§ **WHAT NEEDS TO BE DONE**
All lines holding the string "only" are to be shown.

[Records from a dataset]
________________________
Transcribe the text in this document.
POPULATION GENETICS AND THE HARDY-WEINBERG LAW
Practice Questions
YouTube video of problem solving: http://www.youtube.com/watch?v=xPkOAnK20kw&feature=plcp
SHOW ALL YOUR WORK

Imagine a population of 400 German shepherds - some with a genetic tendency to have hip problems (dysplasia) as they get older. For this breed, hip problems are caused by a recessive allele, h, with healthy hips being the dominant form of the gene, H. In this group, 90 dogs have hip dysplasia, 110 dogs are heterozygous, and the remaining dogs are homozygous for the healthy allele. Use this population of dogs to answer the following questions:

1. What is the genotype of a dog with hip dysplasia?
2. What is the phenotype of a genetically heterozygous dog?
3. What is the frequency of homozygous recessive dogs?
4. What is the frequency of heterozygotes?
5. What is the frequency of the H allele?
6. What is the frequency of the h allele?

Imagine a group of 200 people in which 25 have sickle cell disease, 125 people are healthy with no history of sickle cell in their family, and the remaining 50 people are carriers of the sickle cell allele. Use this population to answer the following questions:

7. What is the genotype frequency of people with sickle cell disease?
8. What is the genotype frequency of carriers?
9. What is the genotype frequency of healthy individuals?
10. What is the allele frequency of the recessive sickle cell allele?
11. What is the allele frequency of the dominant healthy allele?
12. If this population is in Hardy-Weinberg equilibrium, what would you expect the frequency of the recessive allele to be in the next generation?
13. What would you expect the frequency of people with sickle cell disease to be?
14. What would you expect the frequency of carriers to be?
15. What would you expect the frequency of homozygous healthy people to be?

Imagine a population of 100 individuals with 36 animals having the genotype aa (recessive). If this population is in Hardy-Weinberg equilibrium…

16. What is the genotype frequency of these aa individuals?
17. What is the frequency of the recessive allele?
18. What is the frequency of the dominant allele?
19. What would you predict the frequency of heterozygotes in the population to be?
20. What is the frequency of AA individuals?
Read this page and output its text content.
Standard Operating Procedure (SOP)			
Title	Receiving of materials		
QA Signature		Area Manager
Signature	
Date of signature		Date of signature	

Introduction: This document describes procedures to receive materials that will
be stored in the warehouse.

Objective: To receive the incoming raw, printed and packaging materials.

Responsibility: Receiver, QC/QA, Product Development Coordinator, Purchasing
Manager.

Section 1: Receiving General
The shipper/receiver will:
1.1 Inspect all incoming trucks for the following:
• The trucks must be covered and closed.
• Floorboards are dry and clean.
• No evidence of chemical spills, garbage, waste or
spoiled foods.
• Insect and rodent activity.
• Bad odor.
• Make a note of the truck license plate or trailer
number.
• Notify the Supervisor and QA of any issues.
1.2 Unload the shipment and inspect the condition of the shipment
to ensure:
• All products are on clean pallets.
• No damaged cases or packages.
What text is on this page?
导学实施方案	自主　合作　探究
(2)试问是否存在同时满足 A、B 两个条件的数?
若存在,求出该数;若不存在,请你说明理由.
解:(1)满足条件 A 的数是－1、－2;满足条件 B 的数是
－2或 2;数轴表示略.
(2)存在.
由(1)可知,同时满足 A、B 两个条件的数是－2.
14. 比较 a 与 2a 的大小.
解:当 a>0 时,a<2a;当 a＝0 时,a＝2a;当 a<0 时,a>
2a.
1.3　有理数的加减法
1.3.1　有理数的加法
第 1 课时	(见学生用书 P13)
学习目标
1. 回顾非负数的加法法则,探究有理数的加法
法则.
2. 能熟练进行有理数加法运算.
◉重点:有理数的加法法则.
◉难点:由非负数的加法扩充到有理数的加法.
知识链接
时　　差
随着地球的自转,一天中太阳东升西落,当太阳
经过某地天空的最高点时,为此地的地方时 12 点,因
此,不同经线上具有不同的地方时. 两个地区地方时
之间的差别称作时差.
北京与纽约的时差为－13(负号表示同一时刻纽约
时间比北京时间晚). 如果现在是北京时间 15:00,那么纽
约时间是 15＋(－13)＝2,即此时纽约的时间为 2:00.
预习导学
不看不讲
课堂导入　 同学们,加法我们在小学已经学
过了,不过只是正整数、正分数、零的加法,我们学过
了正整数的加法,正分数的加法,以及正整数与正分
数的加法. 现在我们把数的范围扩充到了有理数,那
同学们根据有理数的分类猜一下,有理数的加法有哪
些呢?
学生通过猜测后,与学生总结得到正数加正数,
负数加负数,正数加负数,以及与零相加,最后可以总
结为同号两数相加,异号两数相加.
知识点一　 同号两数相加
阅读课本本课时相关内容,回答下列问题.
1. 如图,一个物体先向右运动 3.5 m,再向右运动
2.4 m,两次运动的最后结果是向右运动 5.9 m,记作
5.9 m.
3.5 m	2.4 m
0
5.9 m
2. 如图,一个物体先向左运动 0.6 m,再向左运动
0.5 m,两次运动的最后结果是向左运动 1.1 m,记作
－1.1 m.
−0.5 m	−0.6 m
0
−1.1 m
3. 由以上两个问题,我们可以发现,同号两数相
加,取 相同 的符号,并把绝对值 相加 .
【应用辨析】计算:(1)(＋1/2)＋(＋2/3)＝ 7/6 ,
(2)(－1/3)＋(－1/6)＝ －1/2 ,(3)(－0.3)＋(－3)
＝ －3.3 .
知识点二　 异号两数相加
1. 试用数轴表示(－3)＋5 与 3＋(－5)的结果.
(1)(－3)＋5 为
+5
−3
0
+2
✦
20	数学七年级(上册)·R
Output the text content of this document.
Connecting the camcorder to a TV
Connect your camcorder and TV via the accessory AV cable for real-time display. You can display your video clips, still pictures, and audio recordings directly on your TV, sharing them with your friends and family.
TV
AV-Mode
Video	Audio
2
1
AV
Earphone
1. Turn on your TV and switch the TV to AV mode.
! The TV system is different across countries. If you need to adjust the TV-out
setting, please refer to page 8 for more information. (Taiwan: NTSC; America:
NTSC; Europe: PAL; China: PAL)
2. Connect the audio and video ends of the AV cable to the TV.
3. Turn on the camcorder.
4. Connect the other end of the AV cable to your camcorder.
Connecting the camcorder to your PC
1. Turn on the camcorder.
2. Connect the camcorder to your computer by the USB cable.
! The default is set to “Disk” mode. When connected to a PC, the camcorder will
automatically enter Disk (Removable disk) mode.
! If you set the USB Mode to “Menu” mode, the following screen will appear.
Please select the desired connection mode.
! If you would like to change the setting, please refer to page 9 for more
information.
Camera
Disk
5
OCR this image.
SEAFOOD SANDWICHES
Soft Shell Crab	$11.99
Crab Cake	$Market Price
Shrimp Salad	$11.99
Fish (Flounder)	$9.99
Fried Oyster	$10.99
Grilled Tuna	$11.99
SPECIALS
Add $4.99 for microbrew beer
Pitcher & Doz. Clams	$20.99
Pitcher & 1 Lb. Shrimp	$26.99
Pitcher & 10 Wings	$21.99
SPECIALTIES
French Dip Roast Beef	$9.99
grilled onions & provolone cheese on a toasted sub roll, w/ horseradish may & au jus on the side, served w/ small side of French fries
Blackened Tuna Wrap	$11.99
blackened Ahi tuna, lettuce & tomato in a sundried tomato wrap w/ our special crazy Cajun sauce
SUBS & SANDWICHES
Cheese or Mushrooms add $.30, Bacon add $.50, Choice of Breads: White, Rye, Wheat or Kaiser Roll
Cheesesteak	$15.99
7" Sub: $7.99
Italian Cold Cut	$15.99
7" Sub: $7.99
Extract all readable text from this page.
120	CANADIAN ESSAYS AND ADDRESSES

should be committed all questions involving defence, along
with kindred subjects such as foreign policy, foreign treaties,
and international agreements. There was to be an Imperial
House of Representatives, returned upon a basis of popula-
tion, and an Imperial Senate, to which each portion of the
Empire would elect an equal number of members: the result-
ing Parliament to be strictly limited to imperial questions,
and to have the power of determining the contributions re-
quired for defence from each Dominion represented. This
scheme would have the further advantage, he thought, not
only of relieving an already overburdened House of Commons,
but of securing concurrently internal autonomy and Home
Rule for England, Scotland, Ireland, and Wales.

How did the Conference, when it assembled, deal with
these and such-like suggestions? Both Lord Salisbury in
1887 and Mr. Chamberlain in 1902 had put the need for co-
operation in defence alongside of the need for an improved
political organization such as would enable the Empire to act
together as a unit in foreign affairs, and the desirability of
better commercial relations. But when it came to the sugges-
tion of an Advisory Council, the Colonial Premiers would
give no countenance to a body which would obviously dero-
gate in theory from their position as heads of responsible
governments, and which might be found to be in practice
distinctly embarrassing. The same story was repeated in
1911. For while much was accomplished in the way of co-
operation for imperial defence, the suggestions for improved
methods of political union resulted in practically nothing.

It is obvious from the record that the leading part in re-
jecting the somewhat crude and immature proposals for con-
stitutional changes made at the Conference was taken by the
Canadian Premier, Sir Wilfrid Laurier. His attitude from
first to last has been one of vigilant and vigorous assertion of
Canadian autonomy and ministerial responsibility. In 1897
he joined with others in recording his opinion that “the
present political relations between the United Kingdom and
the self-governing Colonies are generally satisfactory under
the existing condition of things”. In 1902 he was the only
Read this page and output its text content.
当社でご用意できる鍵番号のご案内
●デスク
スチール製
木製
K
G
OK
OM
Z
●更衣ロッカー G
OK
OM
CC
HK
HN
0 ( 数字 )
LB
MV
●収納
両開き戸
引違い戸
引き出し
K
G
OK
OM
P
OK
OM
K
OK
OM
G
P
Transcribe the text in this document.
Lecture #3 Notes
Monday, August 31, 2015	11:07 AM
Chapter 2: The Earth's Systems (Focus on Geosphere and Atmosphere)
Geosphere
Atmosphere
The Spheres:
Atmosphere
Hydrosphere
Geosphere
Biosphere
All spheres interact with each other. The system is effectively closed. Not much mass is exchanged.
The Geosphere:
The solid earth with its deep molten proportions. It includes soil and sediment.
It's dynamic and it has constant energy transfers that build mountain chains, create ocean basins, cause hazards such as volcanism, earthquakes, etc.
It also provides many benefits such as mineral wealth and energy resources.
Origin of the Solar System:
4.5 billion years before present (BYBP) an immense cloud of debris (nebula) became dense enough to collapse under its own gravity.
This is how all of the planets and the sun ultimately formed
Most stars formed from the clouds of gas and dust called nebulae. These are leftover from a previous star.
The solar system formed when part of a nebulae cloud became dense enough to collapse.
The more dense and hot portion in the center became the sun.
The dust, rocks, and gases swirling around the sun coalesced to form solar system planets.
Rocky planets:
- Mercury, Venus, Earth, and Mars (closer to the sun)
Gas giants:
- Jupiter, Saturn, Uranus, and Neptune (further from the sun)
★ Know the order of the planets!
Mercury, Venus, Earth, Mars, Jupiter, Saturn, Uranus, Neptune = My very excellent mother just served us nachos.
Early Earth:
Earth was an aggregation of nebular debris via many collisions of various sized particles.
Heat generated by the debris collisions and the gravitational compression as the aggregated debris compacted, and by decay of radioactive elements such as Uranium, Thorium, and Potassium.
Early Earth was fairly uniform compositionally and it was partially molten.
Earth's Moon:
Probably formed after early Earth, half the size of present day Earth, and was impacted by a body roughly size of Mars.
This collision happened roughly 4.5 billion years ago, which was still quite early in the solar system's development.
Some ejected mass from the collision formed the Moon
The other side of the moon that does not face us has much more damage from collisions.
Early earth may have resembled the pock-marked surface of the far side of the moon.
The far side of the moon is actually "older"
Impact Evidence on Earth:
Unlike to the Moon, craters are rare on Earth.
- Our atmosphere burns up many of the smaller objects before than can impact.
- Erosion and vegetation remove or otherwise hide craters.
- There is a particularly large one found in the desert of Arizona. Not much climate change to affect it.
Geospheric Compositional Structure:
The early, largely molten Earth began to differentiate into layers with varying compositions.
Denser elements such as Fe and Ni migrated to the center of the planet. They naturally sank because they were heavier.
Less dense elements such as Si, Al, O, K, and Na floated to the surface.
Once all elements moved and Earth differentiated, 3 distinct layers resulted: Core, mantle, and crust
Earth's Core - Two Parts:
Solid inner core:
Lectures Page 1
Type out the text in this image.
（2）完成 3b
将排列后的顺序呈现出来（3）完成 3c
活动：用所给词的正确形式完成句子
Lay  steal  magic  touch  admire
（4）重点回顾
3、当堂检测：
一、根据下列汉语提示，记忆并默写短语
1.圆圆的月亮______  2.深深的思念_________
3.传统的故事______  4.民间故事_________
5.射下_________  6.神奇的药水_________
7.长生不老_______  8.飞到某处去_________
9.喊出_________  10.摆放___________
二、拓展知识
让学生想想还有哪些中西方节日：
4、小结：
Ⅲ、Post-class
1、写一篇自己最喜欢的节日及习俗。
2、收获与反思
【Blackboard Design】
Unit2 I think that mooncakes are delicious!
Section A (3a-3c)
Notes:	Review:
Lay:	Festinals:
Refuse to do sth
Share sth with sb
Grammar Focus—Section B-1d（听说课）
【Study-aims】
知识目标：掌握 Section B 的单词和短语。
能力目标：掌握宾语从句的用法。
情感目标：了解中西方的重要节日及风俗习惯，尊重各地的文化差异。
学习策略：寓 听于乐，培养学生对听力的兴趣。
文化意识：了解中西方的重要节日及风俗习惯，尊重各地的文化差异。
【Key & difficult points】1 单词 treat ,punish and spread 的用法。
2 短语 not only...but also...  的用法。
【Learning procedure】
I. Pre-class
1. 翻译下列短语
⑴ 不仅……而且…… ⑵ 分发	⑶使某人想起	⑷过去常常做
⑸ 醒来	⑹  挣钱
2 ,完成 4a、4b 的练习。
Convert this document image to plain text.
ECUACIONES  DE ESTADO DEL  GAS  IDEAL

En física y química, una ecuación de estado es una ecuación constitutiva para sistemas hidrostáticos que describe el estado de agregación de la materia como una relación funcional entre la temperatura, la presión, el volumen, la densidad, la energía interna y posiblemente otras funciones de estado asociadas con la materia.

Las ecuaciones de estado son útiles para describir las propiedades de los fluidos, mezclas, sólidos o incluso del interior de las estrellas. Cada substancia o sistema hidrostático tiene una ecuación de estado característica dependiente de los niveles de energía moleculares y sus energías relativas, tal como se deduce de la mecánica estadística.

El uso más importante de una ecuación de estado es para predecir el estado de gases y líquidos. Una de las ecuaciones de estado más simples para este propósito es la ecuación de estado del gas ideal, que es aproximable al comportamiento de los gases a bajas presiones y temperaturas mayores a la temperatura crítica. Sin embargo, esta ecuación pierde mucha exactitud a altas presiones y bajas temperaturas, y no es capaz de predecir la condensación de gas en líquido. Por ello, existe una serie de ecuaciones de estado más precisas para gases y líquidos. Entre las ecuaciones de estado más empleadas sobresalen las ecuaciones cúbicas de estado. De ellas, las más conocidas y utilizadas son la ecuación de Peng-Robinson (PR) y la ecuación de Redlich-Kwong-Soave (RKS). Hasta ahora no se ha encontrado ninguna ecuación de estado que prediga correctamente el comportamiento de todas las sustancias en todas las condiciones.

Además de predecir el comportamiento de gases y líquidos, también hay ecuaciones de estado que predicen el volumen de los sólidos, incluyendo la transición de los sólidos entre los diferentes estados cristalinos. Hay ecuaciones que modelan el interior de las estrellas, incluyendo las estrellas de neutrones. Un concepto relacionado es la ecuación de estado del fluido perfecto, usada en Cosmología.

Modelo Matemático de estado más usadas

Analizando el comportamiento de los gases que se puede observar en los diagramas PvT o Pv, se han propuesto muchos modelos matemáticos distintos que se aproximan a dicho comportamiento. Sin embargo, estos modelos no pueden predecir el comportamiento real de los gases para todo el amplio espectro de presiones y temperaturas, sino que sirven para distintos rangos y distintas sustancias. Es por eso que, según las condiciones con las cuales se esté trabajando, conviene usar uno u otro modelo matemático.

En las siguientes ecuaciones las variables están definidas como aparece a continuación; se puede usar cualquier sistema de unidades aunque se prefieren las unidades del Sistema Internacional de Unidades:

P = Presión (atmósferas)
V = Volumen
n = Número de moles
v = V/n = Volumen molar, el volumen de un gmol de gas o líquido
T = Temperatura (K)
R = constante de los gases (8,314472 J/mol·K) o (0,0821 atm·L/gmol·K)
________________________
§ **THE SOLUTION**
only of relieving an already overburdened House of Commons,
the existing condition of things”. In 1902 he was the only
2 短语 not only...but also...  的用法。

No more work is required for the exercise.